» **Description of the task**: Locate all lines with the word "home" and copy them out.

» **The input**:

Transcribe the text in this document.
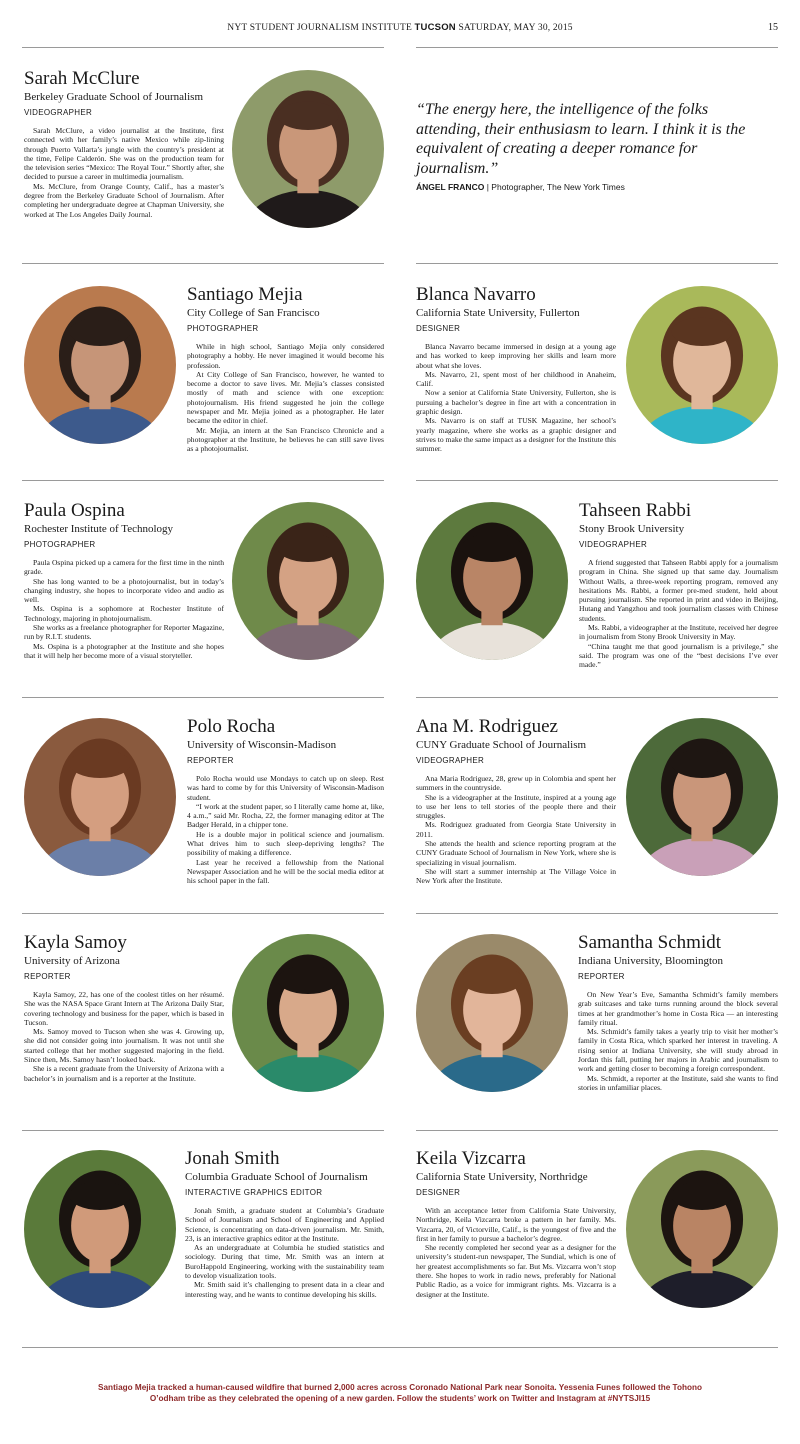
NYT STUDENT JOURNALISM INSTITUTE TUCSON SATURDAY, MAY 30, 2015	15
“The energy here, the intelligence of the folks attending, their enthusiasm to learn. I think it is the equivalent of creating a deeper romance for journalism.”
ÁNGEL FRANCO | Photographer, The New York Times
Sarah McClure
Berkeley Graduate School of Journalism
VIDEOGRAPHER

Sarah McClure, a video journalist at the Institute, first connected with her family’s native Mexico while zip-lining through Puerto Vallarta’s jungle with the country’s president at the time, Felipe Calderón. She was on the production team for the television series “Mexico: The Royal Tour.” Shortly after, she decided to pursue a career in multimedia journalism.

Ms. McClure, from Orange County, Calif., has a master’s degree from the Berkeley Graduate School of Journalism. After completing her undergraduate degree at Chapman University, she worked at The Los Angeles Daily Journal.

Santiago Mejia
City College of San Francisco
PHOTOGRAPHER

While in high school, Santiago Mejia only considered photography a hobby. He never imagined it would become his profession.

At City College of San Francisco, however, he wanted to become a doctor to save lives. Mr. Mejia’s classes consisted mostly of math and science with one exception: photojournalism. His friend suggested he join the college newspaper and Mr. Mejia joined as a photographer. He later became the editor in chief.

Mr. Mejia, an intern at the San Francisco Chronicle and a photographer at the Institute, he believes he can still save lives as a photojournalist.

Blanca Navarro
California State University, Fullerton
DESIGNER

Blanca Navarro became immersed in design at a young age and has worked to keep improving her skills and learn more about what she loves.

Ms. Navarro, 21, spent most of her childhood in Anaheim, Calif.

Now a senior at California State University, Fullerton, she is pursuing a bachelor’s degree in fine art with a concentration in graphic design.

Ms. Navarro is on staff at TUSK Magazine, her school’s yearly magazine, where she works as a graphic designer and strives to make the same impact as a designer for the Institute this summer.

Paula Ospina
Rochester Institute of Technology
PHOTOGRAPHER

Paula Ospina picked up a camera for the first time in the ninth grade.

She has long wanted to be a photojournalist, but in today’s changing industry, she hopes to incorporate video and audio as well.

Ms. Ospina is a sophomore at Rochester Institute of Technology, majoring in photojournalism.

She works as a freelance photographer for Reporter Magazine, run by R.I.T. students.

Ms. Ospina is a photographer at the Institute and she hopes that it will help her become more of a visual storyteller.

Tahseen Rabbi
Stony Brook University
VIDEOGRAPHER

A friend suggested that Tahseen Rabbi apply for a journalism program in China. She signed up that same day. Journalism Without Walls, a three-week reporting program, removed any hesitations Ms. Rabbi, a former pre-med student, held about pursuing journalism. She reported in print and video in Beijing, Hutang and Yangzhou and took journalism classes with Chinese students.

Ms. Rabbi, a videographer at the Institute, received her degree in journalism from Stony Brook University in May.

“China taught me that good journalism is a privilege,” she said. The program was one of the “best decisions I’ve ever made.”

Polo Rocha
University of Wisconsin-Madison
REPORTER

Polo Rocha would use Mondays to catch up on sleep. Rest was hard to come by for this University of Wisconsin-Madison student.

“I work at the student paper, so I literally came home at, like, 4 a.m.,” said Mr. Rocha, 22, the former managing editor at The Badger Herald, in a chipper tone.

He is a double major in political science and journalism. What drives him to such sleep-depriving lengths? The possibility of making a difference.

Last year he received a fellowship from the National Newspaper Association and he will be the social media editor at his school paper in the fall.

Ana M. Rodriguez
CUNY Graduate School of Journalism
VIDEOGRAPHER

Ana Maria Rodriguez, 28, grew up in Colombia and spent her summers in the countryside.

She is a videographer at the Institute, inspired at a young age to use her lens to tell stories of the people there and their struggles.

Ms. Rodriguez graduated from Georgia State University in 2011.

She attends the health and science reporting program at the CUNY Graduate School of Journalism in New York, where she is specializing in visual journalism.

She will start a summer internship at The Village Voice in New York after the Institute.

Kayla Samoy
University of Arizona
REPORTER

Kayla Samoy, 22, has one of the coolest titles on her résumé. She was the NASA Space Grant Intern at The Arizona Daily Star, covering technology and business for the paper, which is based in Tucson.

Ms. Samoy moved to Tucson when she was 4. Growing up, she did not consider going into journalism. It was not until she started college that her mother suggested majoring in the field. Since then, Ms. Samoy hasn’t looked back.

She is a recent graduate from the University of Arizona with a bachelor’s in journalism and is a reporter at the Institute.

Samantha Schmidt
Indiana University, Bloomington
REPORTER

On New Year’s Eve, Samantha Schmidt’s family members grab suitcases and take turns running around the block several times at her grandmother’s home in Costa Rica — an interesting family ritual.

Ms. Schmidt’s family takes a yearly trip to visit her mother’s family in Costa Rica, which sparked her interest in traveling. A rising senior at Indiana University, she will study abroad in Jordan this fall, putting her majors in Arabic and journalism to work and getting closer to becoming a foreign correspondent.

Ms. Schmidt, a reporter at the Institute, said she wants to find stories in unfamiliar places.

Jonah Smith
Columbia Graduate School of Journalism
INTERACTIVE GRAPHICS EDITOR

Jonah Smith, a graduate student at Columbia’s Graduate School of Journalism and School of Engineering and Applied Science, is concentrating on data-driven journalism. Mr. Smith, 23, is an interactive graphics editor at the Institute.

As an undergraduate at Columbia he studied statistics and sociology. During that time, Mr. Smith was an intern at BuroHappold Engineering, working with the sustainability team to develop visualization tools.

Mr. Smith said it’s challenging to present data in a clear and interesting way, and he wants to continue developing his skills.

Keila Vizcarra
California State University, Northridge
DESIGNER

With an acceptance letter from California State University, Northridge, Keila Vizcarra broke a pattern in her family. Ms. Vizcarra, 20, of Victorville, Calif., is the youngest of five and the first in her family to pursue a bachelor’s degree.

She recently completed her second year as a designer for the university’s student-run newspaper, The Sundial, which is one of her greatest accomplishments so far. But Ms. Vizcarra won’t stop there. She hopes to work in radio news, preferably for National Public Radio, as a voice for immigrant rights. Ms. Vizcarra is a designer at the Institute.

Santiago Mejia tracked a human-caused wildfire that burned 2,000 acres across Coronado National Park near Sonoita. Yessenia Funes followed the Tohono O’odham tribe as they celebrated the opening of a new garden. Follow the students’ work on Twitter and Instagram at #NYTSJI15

--

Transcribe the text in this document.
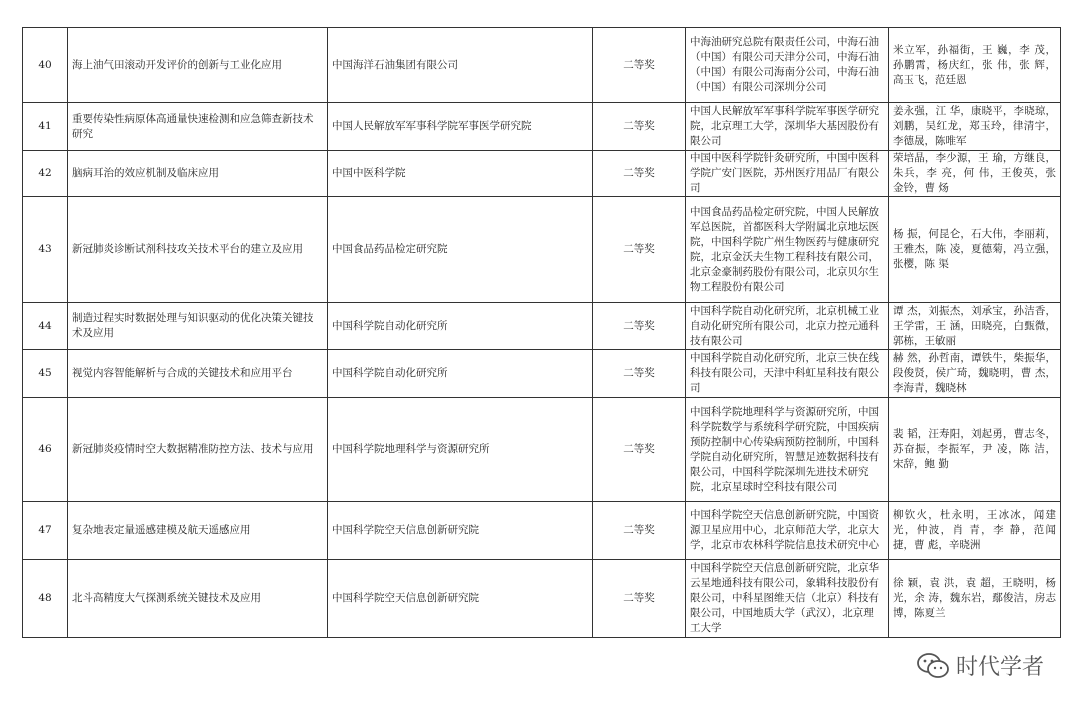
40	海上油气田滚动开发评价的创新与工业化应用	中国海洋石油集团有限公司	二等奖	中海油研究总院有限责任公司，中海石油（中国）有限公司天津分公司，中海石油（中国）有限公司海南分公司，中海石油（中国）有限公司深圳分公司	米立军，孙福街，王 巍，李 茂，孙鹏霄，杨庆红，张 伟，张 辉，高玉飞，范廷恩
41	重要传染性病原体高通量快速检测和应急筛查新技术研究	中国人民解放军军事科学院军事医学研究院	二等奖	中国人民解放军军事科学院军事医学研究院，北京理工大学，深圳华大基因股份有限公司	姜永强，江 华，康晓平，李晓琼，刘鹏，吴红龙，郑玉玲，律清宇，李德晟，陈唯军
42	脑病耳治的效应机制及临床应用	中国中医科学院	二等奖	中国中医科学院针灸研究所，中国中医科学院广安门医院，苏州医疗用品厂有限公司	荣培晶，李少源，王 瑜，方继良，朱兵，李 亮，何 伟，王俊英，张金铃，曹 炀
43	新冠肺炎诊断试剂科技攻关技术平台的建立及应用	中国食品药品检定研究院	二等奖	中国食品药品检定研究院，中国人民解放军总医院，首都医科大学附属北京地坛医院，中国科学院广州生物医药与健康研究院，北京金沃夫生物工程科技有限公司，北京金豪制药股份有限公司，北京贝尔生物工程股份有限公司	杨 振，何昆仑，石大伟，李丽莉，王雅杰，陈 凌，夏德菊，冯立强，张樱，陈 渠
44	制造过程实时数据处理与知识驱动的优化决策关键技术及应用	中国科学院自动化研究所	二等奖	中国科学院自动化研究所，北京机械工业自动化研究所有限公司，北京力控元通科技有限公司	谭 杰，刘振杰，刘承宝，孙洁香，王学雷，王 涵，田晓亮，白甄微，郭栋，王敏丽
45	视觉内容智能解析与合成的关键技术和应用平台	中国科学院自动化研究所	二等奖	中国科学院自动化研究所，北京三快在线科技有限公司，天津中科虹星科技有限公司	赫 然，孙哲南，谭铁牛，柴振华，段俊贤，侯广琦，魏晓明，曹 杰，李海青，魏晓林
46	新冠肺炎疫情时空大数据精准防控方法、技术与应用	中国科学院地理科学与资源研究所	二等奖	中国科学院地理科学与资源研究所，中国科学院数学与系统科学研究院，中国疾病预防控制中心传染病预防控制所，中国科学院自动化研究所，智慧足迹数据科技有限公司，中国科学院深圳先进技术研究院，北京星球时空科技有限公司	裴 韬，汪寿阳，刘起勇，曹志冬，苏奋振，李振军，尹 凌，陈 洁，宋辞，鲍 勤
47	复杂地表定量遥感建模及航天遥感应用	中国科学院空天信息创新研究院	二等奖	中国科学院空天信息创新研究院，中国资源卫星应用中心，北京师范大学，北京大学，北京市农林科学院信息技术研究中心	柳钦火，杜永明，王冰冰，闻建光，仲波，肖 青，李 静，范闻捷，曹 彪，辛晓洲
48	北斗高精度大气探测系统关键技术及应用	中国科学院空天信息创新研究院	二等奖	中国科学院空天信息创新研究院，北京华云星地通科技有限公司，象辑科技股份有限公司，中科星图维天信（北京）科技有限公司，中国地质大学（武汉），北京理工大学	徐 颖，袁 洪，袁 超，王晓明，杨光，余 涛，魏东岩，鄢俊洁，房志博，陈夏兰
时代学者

» **Answer below**:
“I work at the student paper, so I literally came home at, like, 4 a.m.,” said Mr. Rocha, 22, the former managing editor at The Badger Herald, in a chipper tone.
On New Year’s Eve, Samantha Schmidt’s family members grab suitcases and take turns running around the block several times at her grandmother’s home in Costa Rica — an interesting family ritual.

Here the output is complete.